### THE EXERCISE
State how many lines of the data contain the word "text", and write nothing besides the number.

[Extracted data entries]

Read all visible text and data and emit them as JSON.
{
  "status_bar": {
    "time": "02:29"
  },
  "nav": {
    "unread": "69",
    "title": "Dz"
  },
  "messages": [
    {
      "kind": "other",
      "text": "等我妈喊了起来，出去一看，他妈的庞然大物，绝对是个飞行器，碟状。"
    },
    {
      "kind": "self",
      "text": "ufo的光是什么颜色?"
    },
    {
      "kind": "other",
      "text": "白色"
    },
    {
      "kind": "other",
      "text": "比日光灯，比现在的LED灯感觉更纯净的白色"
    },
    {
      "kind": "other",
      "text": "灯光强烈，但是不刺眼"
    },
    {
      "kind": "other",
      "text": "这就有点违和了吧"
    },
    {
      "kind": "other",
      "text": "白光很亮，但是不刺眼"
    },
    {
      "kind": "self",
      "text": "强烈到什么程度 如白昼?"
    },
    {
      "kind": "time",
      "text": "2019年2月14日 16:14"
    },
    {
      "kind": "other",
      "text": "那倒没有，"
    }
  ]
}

### OUTPUT BELOW
11